#### Task goal:
Quote the whole listing word for word, please.

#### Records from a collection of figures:
--- start ---

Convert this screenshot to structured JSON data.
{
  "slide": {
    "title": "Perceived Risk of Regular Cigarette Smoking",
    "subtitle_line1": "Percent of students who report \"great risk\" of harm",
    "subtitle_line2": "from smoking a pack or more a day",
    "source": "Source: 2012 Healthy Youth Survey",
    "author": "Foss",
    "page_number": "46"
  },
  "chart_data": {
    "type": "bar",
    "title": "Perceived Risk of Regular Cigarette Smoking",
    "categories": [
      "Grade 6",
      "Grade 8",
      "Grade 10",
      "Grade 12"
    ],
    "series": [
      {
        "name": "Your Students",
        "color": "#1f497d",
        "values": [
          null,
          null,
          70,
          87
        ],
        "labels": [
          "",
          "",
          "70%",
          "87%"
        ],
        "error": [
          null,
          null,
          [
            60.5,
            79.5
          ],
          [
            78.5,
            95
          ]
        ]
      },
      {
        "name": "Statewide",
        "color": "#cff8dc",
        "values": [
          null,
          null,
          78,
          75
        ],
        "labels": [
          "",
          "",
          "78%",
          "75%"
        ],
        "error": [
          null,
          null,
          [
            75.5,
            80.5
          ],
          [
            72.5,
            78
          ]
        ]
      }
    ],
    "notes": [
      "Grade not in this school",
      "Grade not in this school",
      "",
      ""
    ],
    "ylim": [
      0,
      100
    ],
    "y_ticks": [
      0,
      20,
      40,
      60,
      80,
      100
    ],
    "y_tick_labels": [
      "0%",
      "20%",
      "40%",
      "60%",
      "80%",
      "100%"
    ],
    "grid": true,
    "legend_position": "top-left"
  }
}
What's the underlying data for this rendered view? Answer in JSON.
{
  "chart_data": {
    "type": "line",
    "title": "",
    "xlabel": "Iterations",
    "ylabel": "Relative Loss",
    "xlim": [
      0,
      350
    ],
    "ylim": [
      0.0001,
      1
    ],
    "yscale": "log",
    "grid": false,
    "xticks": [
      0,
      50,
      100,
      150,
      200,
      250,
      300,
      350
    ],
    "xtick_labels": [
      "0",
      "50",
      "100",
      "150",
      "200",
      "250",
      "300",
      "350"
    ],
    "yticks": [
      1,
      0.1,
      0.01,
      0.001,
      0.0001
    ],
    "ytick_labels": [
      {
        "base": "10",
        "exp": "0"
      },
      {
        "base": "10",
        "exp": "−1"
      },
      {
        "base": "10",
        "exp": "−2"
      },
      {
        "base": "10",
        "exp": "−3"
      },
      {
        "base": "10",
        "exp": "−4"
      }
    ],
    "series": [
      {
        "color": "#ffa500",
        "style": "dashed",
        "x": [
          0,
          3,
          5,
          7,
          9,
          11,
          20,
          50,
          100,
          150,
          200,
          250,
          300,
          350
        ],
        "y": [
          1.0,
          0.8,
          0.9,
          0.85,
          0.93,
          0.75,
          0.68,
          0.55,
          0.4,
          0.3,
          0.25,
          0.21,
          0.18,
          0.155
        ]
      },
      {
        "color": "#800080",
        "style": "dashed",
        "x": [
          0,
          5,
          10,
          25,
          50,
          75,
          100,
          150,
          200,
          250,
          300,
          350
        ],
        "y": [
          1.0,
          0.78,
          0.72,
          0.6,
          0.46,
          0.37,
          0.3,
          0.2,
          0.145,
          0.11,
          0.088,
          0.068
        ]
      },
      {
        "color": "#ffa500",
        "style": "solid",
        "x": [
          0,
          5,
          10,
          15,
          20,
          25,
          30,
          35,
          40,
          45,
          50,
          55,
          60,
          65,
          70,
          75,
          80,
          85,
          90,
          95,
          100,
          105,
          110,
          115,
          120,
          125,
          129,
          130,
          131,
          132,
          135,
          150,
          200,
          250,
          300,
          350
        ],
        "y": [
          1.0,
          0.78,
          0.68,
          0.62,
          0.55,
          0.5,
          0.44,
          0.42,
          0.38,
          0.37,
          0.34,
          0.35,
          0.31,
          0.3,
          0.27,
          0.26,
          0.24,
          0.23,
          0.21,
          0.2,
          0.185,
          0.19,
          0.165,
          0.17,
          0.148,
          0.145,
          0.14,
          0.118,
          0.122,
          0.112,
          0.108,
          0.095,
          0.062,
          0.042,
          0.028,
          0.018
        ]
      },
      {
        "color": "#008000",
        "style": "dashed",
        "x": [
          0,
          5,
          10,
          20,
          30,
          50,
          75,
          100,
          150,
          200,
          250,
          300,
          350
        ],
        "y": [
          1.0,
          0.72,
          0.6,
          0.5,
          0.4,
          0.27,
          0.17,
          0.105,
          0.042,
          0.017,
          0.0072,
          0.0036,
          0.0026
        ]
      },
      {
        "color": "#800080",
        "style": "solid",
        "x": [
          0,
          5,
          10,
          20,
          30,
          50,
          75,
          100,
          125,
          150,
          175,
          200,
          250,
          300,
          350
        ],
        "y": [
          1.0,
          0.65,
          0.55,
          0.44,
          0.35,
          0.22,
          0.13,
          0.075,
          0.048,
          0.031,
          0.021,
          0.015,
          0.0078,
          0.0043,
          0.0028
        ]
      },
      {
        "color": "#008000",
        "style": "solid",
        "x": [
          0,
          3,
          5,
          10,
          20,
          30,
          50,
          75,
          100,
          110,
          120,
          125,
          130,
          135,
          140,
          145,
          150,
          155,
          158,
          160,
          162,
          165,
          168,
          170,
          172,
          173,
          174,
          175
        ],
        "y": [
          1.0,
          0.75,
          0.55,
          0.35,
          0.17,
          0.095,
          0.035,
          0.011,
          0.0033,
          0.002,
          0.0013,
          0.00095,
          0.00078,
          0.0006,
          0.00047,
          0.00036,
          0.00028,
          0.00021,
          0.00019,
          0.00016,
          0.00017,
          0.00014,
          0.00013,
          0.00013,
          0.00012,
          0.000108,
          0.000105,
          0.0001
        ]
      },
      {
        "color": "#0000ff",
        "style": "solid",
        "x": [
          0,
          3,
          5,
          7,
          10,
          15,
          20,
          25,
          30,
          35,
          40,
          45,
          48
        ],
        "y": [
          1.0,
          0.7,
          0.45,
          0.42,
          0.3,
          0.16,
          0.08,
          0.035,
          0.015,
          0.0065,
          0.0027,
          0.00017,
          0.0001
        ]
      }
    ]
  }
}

--- end ---

#### The solution:
Convert this screenshot to structured JSON data.
{
  "slide": {
    "title": "Perceived Risk of Regular Cigarette Smoking",
    "subtitle_line1": "Percent of students who report \"great risk\" of harm",
    "subtitle_line2": "from smoking a pack or more a day",
    "source": "Source: 2012 Healthy Youth Survey",
    "author": "Foss",
    "page_number": "46"
  },
  "chart_data": {
    "type": "bar",
    "title": "Perceived Risk of Regular Cigarette Smoking",
    "categories": [
      "Grade 6",
      "Grade 8",
      "Grade 10",
      "Grade 12"
    ],
    "series": [
      {
        "name": "Your Students",
        "color": "#1f497d",
        "values": [
          null,
          null,
          70,
          87
        ],
        "labels": [
          "",
          "",
          "70%",
          "87%"
        ],
        "error": [
          null,
          null,
          [
            60.5,
            79.5
          ],
          [
            78.5,
            95
          ]
        ]
      },
      {
        "name": "Statewide",
        "color": "#cff8dc",
        "values": [
          null,
          null,
          78,
          75
        ],
        "labels": [
          "",
          "",
          "78%",
          "75%"
        ],
        "error": [
          null,
          null,
          [
            75.5,
            80.5
          ],
          [
            72.5,
            78
          ]
        ]
      }
    ],
    "notes": [
      "Grade not in this school",
      "Grade not in this school",
      "",
      ""
    ],
    "ylim": [
      0,
      100
    ],
    "y_ticks": [
      0,
      20,
      40,
      60,
      80,
      100
    ],
    "y_tick_labels": [
      "0%",
      "20%",
      "40%",
      "60%",
      "80%",
      "100%"
    ],
    "grid": true,
    "legend_position": "top-left"
  }
}
What's the underlying data for this rendered view? Answer in JSON.
{
  "chart_data": {
    "type": "line",
    "title": "",
    "xlabel": "Iterations",
    "ylabel": "Relative Loss",
    "xlim": [
      0,
      350
    ],
    "ylim": [
      0.0001,
      1
    ],
    "yscale": "log",
    "grid": false,
    "xticks": [
      0,
      50,
      100,
      150,
      200,
      250,
      300,
      350
    ],
    "xtick_labels": [
      "0",
      "50",
      "100",
      "150",
      "200",
      "250",
      "300",
      "350"
    ],
    "yticks": [
      1,
      0.1,
      0.01,
      0.001,
      0.0001
    ],
    "ytick_labels": [
      {
        "base": "10",
        "exp": "0"
      },
      {
        "base": "10",
        "exp": "−1"
      },
      {
        "base": "10",
        "exp": "−2"
      },
      {
        "base": "10",
        "exp": "−3"
      },
      {
        "base": "10",
        "exp": "−4"
      }
    ],
    "series": [
      {
        "color": "#ffa500",
        "style": "dashed",
        "x": [
          0,
          3,
          5,
          7,
          9,
          11,
          20,
          50,
          100,
          150,
          200,
          250,
          300,
          350
        ],
        "y": [
          1.0,
          0.8,
          0.9,
          0.85,
          0.93,
          0.75,
          0.68,
          0.55,
          0.4,
          0.3,
          0.25,
          0.21,
          0.18,
          0.155
        ]
      },
      {
        "color": "#800080",
        "style": "dashed",
        "x": [
          0,
          5,
          10,
          25,
          50,
          75,
          100,
          150,
          200,
          250,
          300,
          350
        ],
        "y": [
          1.0,
          0.78,
          0.72,
          0.6,
          0.46,
          0.37,
          0.3,
          0.2,
          0.145,
          0.11,
          0.088,
          0.068
        ]
      },
      {
        "color": "#ffa500",
        "style": "solid",
        "x": [
          0,
          5,
          10,
          15,
          20,
          25,
          30,
          35,
          40,
          45,
          50,
          55,
          60,
          65,
          70,
          75,
          80,
          85,
          90,
          95,
          100,
          105,
          110,
          115,
          120,
          125,
          129,
          130,
          131,
          132,
          135,
          150,
          200,
          250,
          300,
          350
        ],
        "y": [
          1.0,
          0.78,
          0.68,
          0.62,
          0.55,
          0.5,
          0.44,
          0.42,
          0.38,
          0.37,
          0.34,
          0.35,
          0.31,
          0.3,
          0.27,
          0.26,
          0.24,
          0.23,
          0.21,
          0.2,
          0.185,
          0.19,
          0.165,
          0.17,
          0.148,
          0.145,
          0.14,
          0.118,
          0.122,
          0.112,
          0.108,
          0.095,
          0.062,
          0.042,
          0.028,
          0.018
        ]
      },
      {
        "color": "#008000",
        "style": "dashed",
        "x": [
          0,
          5,
          10,
          20,
          30,
          50,
          75,
          100,
          150,
          200,
          250,
          300,
          350
        ],
        "y": [
          1.0,
          0.72,
          0.6,
          0.5,
          0.4,
          0.27,
          0.17,
          0.105,
          0.042,
          0.017,
          0.0072,
          0.0036,
          0.0026
        ]
      },
      {
        "color": "#800080",
        "style": "solid",
        "x": [
          0,
          5,
          10,
          20,
          30,
          50,
          75,
          100,
          125,
          150,
          175,
          200,
          250,
          300,
          350
        ],
        "y": [
          1.0,
          0.65,
          0.55,
          0.44,
          0.35,
          0.22,
          0.13,
          0.075,
          0.048,
          0.031,
          0.021,
          0.015,
          0.0078,
          0.0043,
          0.0028
        ]
      },
      {
        "color": "#008000",
        "style": "solid",
        "x": [
          0,
          3,
          5,
          10,
          20,
          30,
          50,
          75,
          100,
          110,
          120,
          125,
          130,
          135,
          140,
          145,
          150,
          155,
          158,
          160,
          162,
          165,
          168,
          170,
          172,
          173,
          174,
          175
        ],
        "y": [
          1.0,
          0.75,
          0.55,
          0.35,
          0.17,
          0.095,
          0.035,
          0.011,
          0.0033,
          0.002,
          0.0013,
          0.00095,
          0.00078,
          0.0006,
          0.00047,
          0.00036,
          0.00028,
          0.00021,
          0.00019,
          0.00016,
          0.00017,
          0.00014,
          0.00013,
          0.00013,
          0.00012,
          0.000108,
          0.000105,
          0.0001
        ]
      },
      {
        "color": "#0000ff",
        "style": "solid",
        "x": [
          0,
          3,
          5,
          7,
          10,
          15,
          20,
          25,
          30,
          35,
          40,
          45,
          48
        ],
        "y": [
          1.0,
          0.7,
          0.45,
          0.42,
          0.3,
          0.16,
          0.08,
          0.035,
          0.015,
          0.0065,
          0.0027,
          0.00017,
          0.0001
        ]
      }
    ]
  }
}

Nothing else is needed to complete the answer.